-- BEGIN Dataset records --
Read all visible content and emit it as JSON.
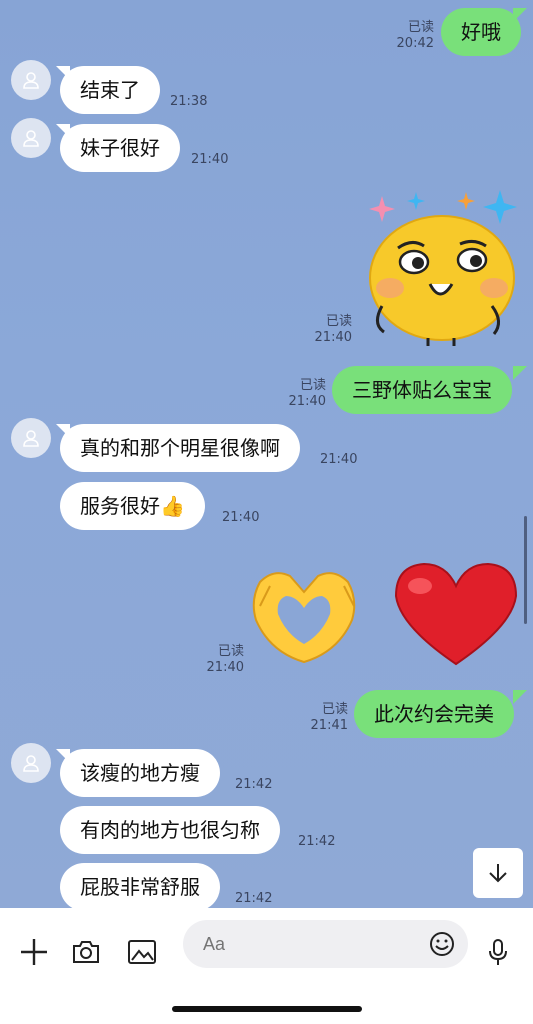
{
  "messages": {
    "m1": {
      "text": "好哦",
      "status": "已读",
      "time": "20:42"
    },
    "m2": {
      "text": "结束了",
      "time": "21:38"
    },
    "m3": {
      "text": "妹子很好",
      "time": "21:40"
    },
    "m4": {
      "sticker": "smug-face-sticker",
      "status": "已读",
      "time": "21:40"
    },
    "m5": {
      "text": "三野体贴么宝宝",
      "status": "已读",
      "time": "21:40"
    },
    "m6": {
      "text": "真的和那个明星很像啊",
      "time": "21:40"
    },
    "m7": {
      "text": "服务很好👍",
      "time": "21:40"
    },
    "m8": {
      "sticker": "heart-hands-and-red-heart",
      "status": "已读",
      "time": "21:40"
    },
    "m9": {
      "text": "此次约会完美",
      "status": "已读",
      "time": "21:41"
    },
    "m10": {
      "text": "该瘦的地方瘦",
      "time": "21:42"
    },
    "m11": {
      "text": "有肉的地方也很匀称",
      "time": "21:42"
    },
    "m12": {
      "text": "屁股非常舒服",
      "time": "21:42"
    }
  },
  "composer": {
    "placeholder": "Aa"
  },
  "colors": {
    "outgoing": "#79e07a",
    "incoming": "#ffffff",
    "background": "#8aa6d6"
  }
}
-- END Dataset records --
**Your task**. Every line of the data above should be quoted exactly. Omit the pictures.

**Written response**.
Read all visible content and emit it as JSON.
{
  "messages": {
    "m1": {
      "text": "好哦",
      "status": "已读",
      "time": "20:42"
    },
    "m2": {
      "text": "结束了",
      "time": "21:38"
    },
    "m3": {
      "text": "妹子很好",
      "time": "21:40"
    },
    "m4": {
      "sticker": "smug-face-sticker",
      "status": "已读",
      "time": "21:40"
    },
    "m5": {
      "text": "三野体贴么宝宝",
      "status": "已读",
      "time": "21:40"
    },
    "m6": {
      "text": "真的和那个明星很像啊",
      "time": "21:40"
    },
    "m7": {
      "text": "服务很好👍",
      "time": "21:40"
    },
    "m8": {
      "sticker": "heart-hands-and-red-heart",
      "status": "已读",
      "time": "21:40"
    },
    "m9": {
      "text": "此次约会完美",
      "status": "已读",
      "time": "21:41"
    },
    "m10": {
      "text": "该瘦的地方瘦",
      "time": "21:42"
    },
    "m11": {
      "text": "有肉的地方也很匀称",
      "time": "21:42"
    },
    "m12": {
      "text": "屁股非常舒服",
      "time": "21:42"
    }
  },
  "composer": {
    "placeholder": "Aa"
  },
  "colors": {
    "outgoing": "#79e07a",
    "incoming": "#ffffff",
    "background": "#8aa6d6"
  }
}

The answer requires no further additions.